## SHORT TASK:
Reproduce the entries word for word, and omit any picture you find in them.

## MATERIAL SUPPLIED:
%%
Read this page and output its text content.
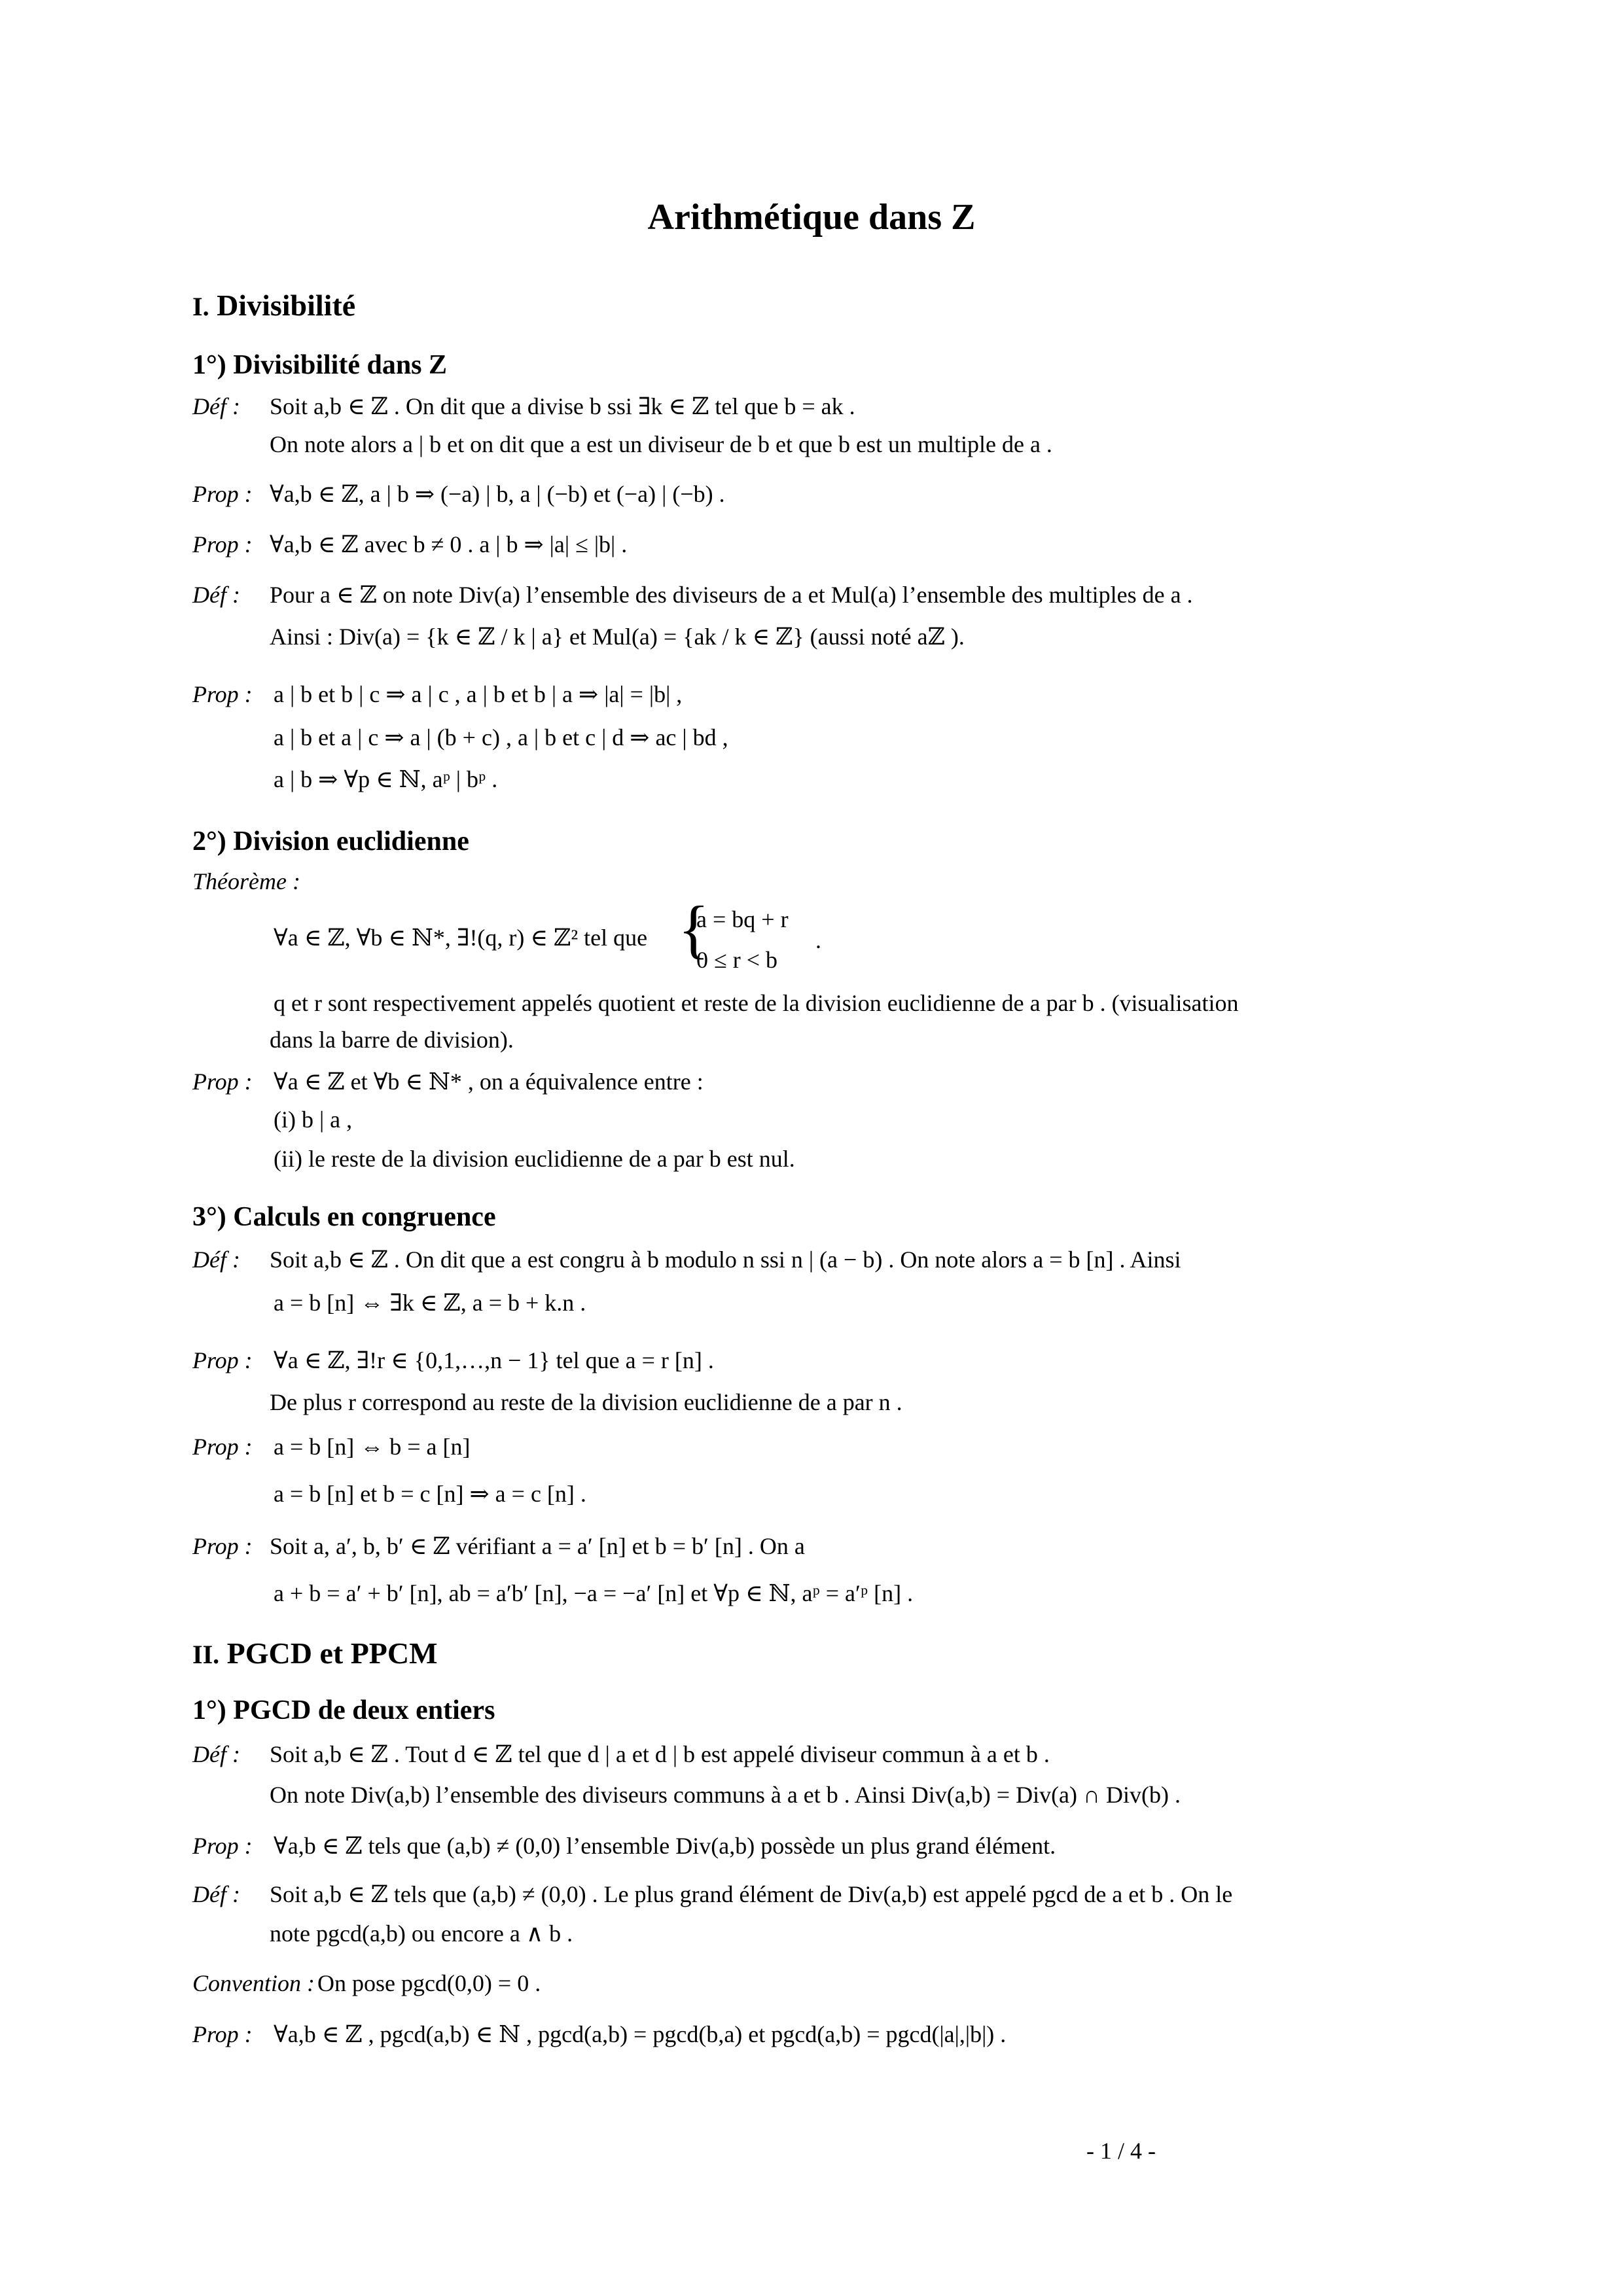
Arithmétique dans Z
I. Divisibilité
1°) Divisibilité dans Z
Déf : Soit a,b ∈ ℤ . On dit que a divise b ssi ∃k ∈ ℤ tel que b = ak .
On note alors a | b et on dit que a est un diviseur de b et que b est un multiple de a .
Prop : ∀a,b ∈ ℤ, a | b ⇒ (−a) | b, a | (−b) et (−a) | (−b) .
Prop : ∀a,b ∈ ℤ avec b ≠ 0 . a | b ⇒ |a| ≤ |b| .
Déf : Pour a ∈ ℤ on note Div(a) l’ensemble des diviseurs de a et Mul(a) l’ensemble des multiples de a .
Ainsi : Div(a) = {k ∈ ℤ / k | a} et Mul(a) = {ak / k ∈ ℤ} (aussi noté aℤ ).
Prop : a | b et b | c ⇒ a | c , a | b et b | a ⇒ |a| = |b| ,
a | b et a | c ⇒ a | (b + c) , a | b et c | d ⇒ ac | bd ,
a | b ⇒ ∀p ∈ ℕ, aᵖ | bᵖ .
2°) Division euclidienne
Théorème :
∀a ∈ ℤ, ∀b ∈ ℕ*, ∃!(q, r) ∈ ℤ² tel que {
a = bq + r
0 ≤ r < b
.
q et r sont respectivement appelés quotient et reste de la division euclidienne de a par b . (visualisation
dans la barre de division).
Prop : ∀a ∈ ℤ et ∀b ∈ ℕ* , on a équivalence entre :
(i) b | a ,
(ii) le reste de la division euclidienne de a par b est nul.
3°) Calculs en congruence
Déf : Soit a,b ∈ ℤ . On dit que a est congru à b modulo n ssi n | (a − b) . On note alors a = b [n] . Ainsi
a = b [n] ⇔ ∃k ∈ ℤ, a = b + k.n .
Prop : ∀a ∈ ℤ, ∃!r ∈ {0,1,…,n − 1} tel que a = r [n] .
De plus r correspond au reste de la division euclidienne de a par n .
Prop : a = b [n] ⇔ b = a [n]
a = b [n] et b = c [n] ⇒ a = c [n] .
Prop : Soit a, a′, b, b′ ∈ ℤ vérifiant a = a′ [n] et b = b′ [n] . On a
a + b = a′ + b′ [n], ab = a′b′ [n], −a = −a′ [n] et ∀p ∈ ℕ, aᵖ = a′ᵖ [n] .
II. PGCD et PPCM
1°) PGCD de deux entiers
Déf : Soit a,b ∈ ℤ . Tout d ∈ ℤ tel que d | a et d | b est appelé diviseur commun à a et b .
On note Div(a,b) l’ensemble des diviseurs communs à a et b . Ainsi Div(a,b) = Div(a) ∩ Div(b) .
Prop : ∀a,b ∈ ℤ tels que (a,b) ≠ (0,0) l’ensemble Div(a,b) possède un plus grand élément.
Déf : Soit a,b ∈ ℤ tels que (a,b) ≠ (0,0) . Le plus grand élément de Div(a,b) est appelé pgcd de a et b . On le
note pgcd(a,b) ou encore a ∧ b .
Convention : On pose pgcd(0,0) = 0 .
Prop : ∀a,b ∈ ℤ , pgcd(a,b) ∈ ℕ , pgcd(a,b) = pgcd(b,a) et pgcd(a,b) = pgcd(|a|,|b|) .
- 1 / 4 -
%%
## SOLUTION:
Read this page and output its text content.
Arithmétique dans Z
I. Divisibilité
1°) Divisibilité dans Z
Déf : Soit a,b ∈ ℤ . On dit que a divise b ssi ∃k ∈ ℤ tel que b = ak .
On note alors a | b et on dit que a est un diviseur de b et que b est un multiple de a .
Prop : ∀a,b ∈ ℤ, a | b ⇒ (−a) | b, a | (−b) et (−a) | (−b) .
Prop : ∀a,b ∈ ℤ avec b ≠ 0 . a | b ⇒ |a| ≤ |b| .
Déf : Pour a ∈ ℤ on note Div(a) l’ensemble des diviseurs de a et Mul(a) l’ensemble des multiples de a .
Ainsi : Div(a) = {k ∈ ℤ / k | a} et Mul(a) = {ak / k ∈ ℤ} (aussi noté aℤ ).
Prop : a | b et b | c ⇒ a | c , a | b et b | a ⇒ |a| = |b| ,
a | b et a | c ⇒ a | (b + c) , a | b et c | d ⇒ ac | bd ,
a | b ⇒ ∀p ∈ ℕ, aᵖ | bᵖ .
2°) Division euclidienne
Théorème :
∀a ∈ ℤ, ∀b ∈ ℕ*, ∃!(q, r) ∈ ℤ² tel que {
a = bq + r
0 ≤ r < b
.
q et r sont respectivement appelés quotient et reste de la division euclidienne de a par b . (visualisation
dans la barre de division).
Prop : ∀a ∈ ℤ et ∀b ∈ ℕ* , on a équivalence entre :
(i) b | a ,
(ii) le reste de la division euclidienne de a par b est nul.
3°) Calculs en congruence
Déf : Soit a,b ∈ ℤ . On dit que a est congru à b modulo n ssi n | (a − b) . On note alors a = b [n] . Ainsi
a = b [n] ⇔ ∃k ∈ ℤ, a = b + k.n .
Prop : ∀a ∈ ℤ, ∃!r ∈ {0,1,…,n − 1} tel que a = r [n] .
De plus r correspond au reste de la division euclidienne de a par n .
Prop : a = b [n] ⇔ b = a [n]
a = b [n] et b = c [n] ⇒ a = c [n] .
Prop : Soit a, a′, b, b′ ∈ ℤ vérifiant a = a′ [n] et b = b′ [n] . On a
a + b = a′ + b′ [n], ab = a′b′ [n], −a = −a′ [n] et ∀p ∈ ℕ, aᵖ = a′ᵖ [n] .
II. PGCD et PPCM
1°) PGCD de deux entiers
Déf : Soit a,b ∈ ℤ . Tout d ∈ ℤ tel que d | a et d | b est appelé diviseur commun à a et b .
On note Div(a,b) l’ensemble des diviseurs communs à a et b . Ainsi Div(a,b) = Div(a) ∩ Div(b) .
Prop : ∀a,b ∈ ℤ tels que (a,b) ≠ (0,0) l’ensemble Div(a,b) possède un plus grand élément.
Déf : Soit a,b ∈ ℤ tels que (a,b) ≠ (0,0) . Le plus grand élément de Div(a,b) est appelé pgcd de a et b . On le
note pgcd(a,b) ou encore a ∧ b .
Convention : On pose pgcd(0,0) = 0 .
Prop : ∀a,b ∈ ℤ , pgcd(a,b) ∈ ℕ , pgcd(a,b) = pgcd(b,a) et pgcd(a,b) = pgcd(|a|,|b|) .
- 1 / 4 -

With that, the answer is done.